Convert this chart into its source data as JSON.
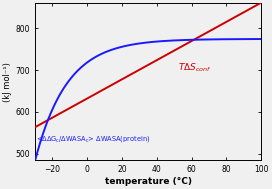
{
  "x_min": -30,
  "x_max": 100,
  "y_min": 485,
  "y_max": 860,
  "yticks": [
    500,
    600,
    700,
    800
  ],
  "xticks": [
    -20,
    0,
    20,
    40,
    60,
    80,
    100
  ],
  "xlabel": "temperature (°C)",
  "ylabel": "(kJ mol⁻¹)",
  "red_color": "#cc0000",
  "blue_color": "#1a1aff",
  "bg_color": "#f0f0f0",
  "line_width": 1.4,
  "red_x0": -30,
  "red_y0": 563,
  "red_x1": 100,
  "red_y1": 862,
  "blue_A": 775,
  "blue_B": 295,
  "blue_k": 0.055,
  "blue_x0": -30,
  "ann_red_x": 52,
  "ann_red_y": 700,
  "ann_blue_x": -29,
  "ann_blue_y": 532,
  "ann_red_fontsize": 6.5,
  "ann_blue_fontsize": 4.8,
  "xlabel_fontsize": 6.5,
  "ylabel_fontsize": 6.0,
  "tick_fontsize": 5.5
}
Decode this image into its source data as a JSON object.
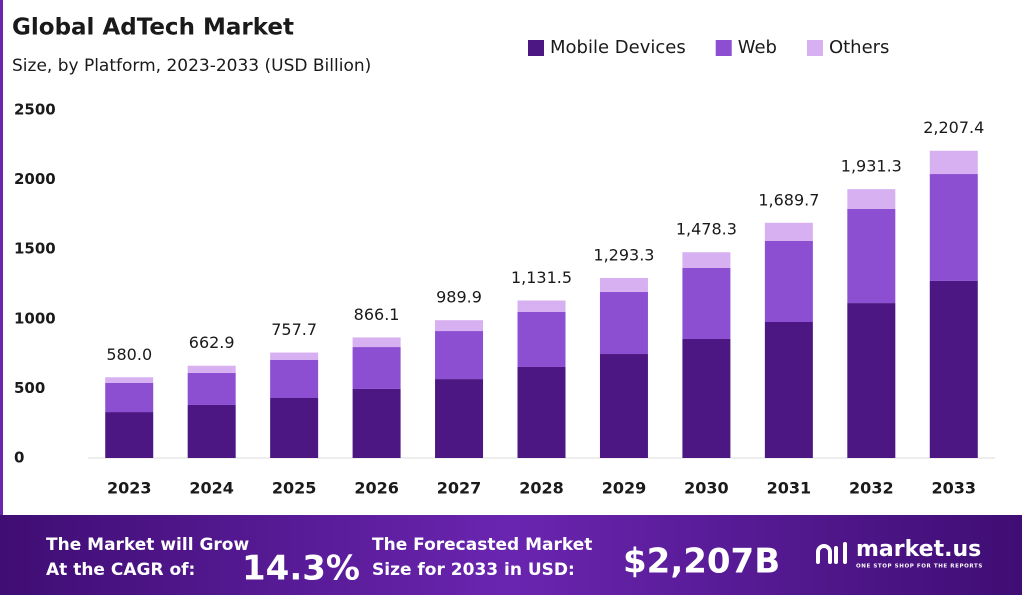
{
  "chart_data": {
    "type": "bar",
    "stacked": true,
    "title": "Global AdTech Market",
    "subtitle": "Size, by Platform, 2023-2033 (USD Billion)",
    "categories": [
      "2023",
      "2024",
      "2025",
      "2026",
      "2027",
      "2028",
      "2029",
      "2030",
      "2031",
      "2032",
      "2033"
    ],
    "series": [
      {
        "name": "Mobile Devices",
        "color": "#4c1782",
        "values": [
          330,
          381,
          431,
          496,
          567,
          654,
          747,
          855,
          977,
          1113,
          1272
        ]
      },
      {
        "name": "Web",
        "color": "#8c4fd2",
        "values": [
          209,
          230,
          273,
          301,
          345,
          395,
          446,
          510,
          582,
          676,
          768
        ]
      },
      {
        "name": "Others",
        "color": "#d6b0f0",
        "values": [
          41,
          51.9,
          53.7,
          69.1,
          77.9,
          82.5,
          100.3,
          113.3,
          130.7,
          142.3,
          167.4
        ]
      }
    ],
    "totals": [
      580,
      662.9,
      757.7,
      866.1,
      989.9,
      1131.5,
      1293.3,
      1478.3,
      1689.7,
      1931.3,
      2207.4
    ],
    "total_labels": [
      "580.0",
      "662.9",
      "757.7",
      "866.1",
      "989.9",
      "1,131.5",
      "1,293.3",
      "1,478.3",
      "1,689.7",
      "1,931.3",
      "2,207.4"
    ],
    "ylim": [
      0,
      2500
    ],
    "yticks": [
      0,
      500,
      1000,
      1500,
      2000,
      2500
    ],
    "grid": false,
    "legend": "top-right"
  },
  "footer": {
    "cagr_text": [
      "The Market will Grow",
      "At the CAGR of:"
    ],
    "cagr_value": "14.3%",
    "forecast_text": [
      "The Forecasted Market",
      "Size for 2033 in USD:"
    ],
    "forecast_value": "$2,207B",
    "brand": "market.us",
    "tagline": "ONE STOP SHOP FOR THE REPORTS"
  }
}
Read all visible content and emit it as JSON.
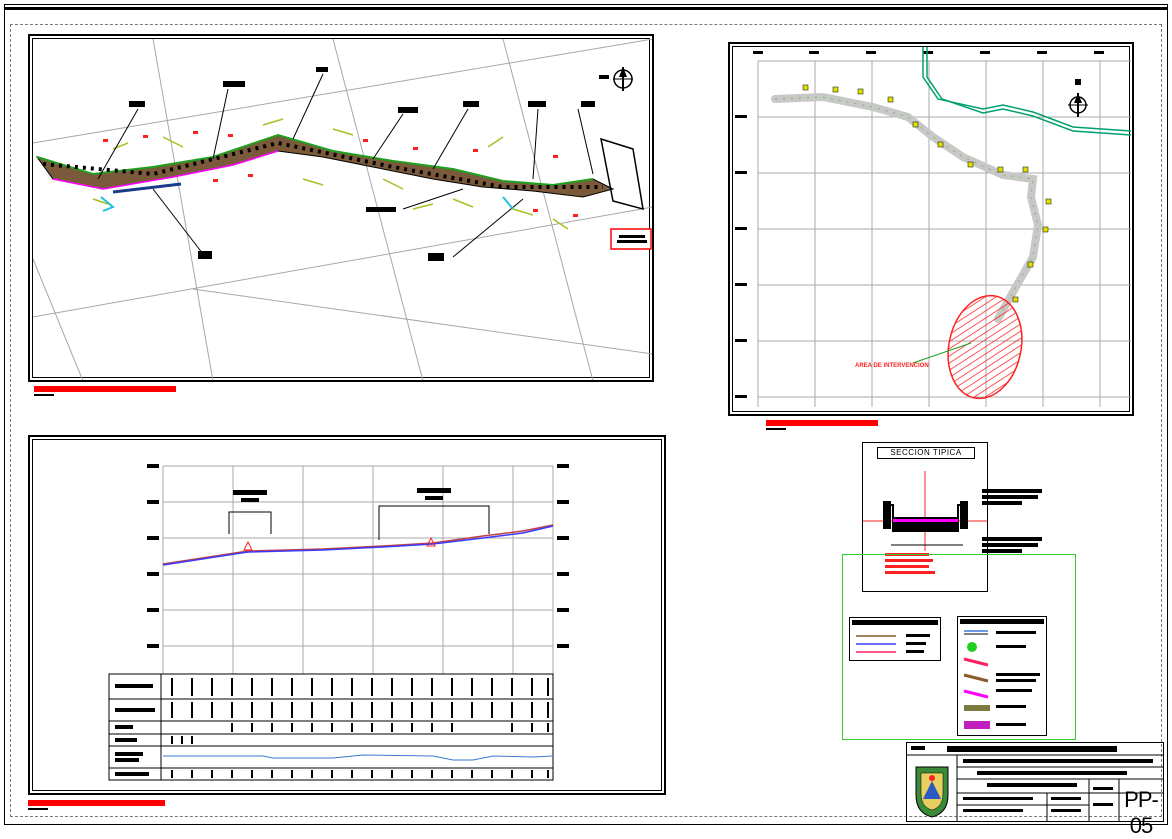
{
  "sheet": {
    "code": "PP-05"
  },
  "typical_section": {
    "title": "SECCION TIPICA"
  },
  "location_map": {
    "zone_label": "AREA DE INTERVENCION"
  },
  "colors": {
    "frame": "#000000",
    "title_bar": "#ff0000",
    "grid": "#a0a0a0",
    "road_fill": "#7a5a3a",
    "edge_green": "#1fa01f",
    "edge_magenta": "#ff00ff",
    "river": "#00a070",
    "zone_hatch": "#ff2020",
    "profile_line": "#3a3aff",
    "detail_box": "#33cc33"
  },
  "icons": [
    "north-arrow-icon",
    "municipal-seal-icon"
  ]
}
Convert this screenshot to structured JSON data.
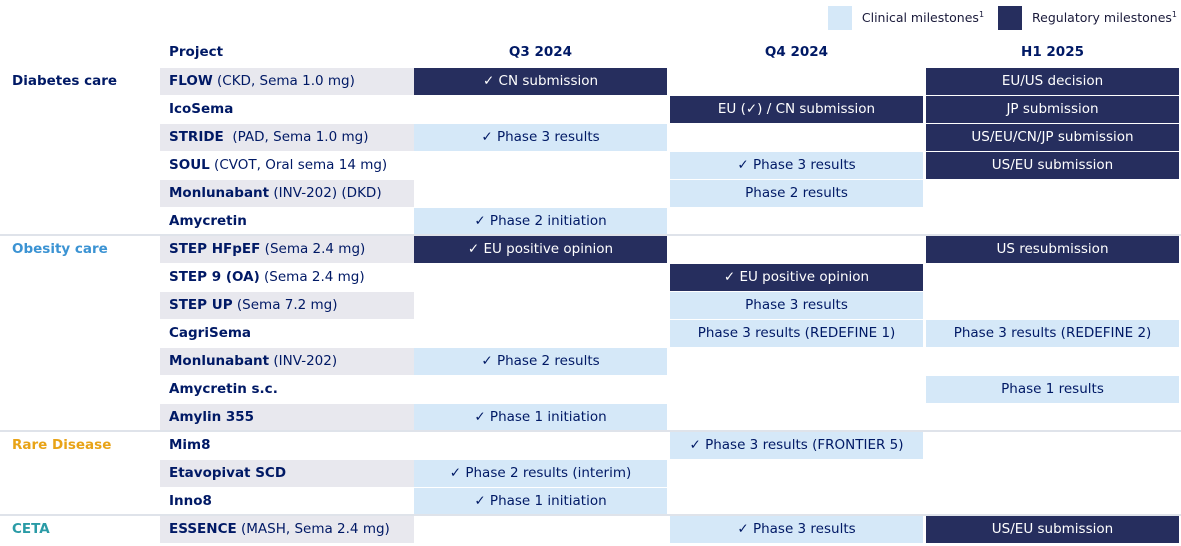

============================================================

### [GIVEN EXERCISE]
Every entry above is to be set down exactly; the pictures are to be left out.

### [SOLUTION]
Convert this chart into its source data as JSON.
{
  "x_min": -30,
  "x_max": 100,
  "y_min": 485,
  "y_max": 860,
  "yticks": [
    500,
    600,
    700,
    800
  ],
  "xticks": [
    -20,
    0,
    20,
    40,
    60,
    80,
    100
  ],
  "xlabel": "temperature (°C)",
  "ylabel": "(kJ mol⁻¹)",
  "red_color": "#cc0000",
  "blue_color": "#1a1aff",
  "bg_color": "#f0f0f0",
  "line_width": 1.4,
  "red_x0": -30,
  "red_y0": 563,
  "red_x1": 100,
  "red_y1": 862,
  "blue_A": 775,
  "blue_B": 295,
  "blue_k": 0.055,
  "blue_x0": -30,
  "ann_red_x": 52,
  "ann_red_y": 700,
  "ann_blue_x": -29,
  "ann_blue_y": 532,
  "ann_red_fontsize": 6.5,
  "ann_blue_fontsize": 4.8,
  "xlabel_fontsize": 6.5,
  "ylabel_fontsize": 6.0,
  "tick_fontsize": 5.5
}
Decode this image into its source data as a JSON object.
{
  "chart_data": {
    "type": "bar",
    "stacked": true,
    "title": "Global AdTech Market",
    "subtitle": "Size, by Platform, 2023-2033 (USD Billion)",
    "categories": [
      "2023",
      "2024",
      "2025",
      "2026",
      "2027",
      "2028",
      "2029",
      "2030",
      "2031",
      "2032",
      "2033"
    ],
    "series": [
      {
        "name": "Mobile Devices",
        "color": "#4c1782",
        "values": [
          330,
          381,
          431,
          496,
          567,
          654,
          747,
          855,
          977,
          1113,
          1272
        ]
      },
      {
        "name": "Web",
        "color": "#8c4fd2",
        "values": [
          209,
          230,
          273,
          301,
          345,
          395,
          446,
          510,
          582,
          676,
          768
        ]
      },
      {
        "name": "Others",
        "color": "#d6b0f0",
        "values": [
          41,
          51.9,
          53.7,
          69.1,
          77.9,
          82.5,
          100.3,
          113.3,
          130.7,
          142.3,
          167.4
        ]
      }
    ],
    "totals": [
      580,
      662.9,
      757.7,
      866.1,
      989.9,
      1131.5,
      1293.3,
      1478.3,
      1689.7,
      1931.3,
      2207.4
    ],
    "total_labels": [
      "580.0",
      "662.9",
      "757.7",
      "866.1",
      "989.9",
      "1,131.5",
      "1,293.3",
      "1,478.3",
      "1,689.7",
      "1,931.3",
      "2,207.4"
    ],
    "ylim": [
      0,
      2500
    ],
    "yticks": [
      0,
      500,
      1000,
      1500,
      2000,
      2500
    ],
    "grid": false,
    "legend": "top-right"
  },
  "footer": {
    "cagr_text": [
      "The Market will Grow",
      "At the CAGR of:"
    ],
    "cagr_value": "14.3%",
    "forecast_text": [
      "The Forecasted Market",
      "Size for 2033 in USD:"
    ],
    "forecast_value": "$2,207B",
    "brand": "market.us",
    "tagline": "ONE STOP SHOP FOR THE REPORTS"
  }
}
Read all visible content and emit it as JSON.
{
  "sheet": {
    "code": "PP-05"
  },
  "typical_section": {
    "title": "SECCION TIPICA"
  },
  "location_map": {
    "zone_label": "AREA DE INTERVENCION"
  },
  "colors": {
    "frame": "#000000",
    "title_bar": "#ff0000",
    "grid": "#a0a0a0",
    "road_fill": "#7a5a3a",
    "edge_green": "#1fa01f",
    "edge_magenta": "#ff00ff",
    "river": "#00a070",
    "zone_hatch": "#ff2020",
    "profile_line": "#3a3aff",
    "detail_box": "#33cc33"
  },
  "icons": [
    "north-arrow-icon",
    "municipal-seal-icon"
  ]
}
Convert this screenshot to structured JSON data.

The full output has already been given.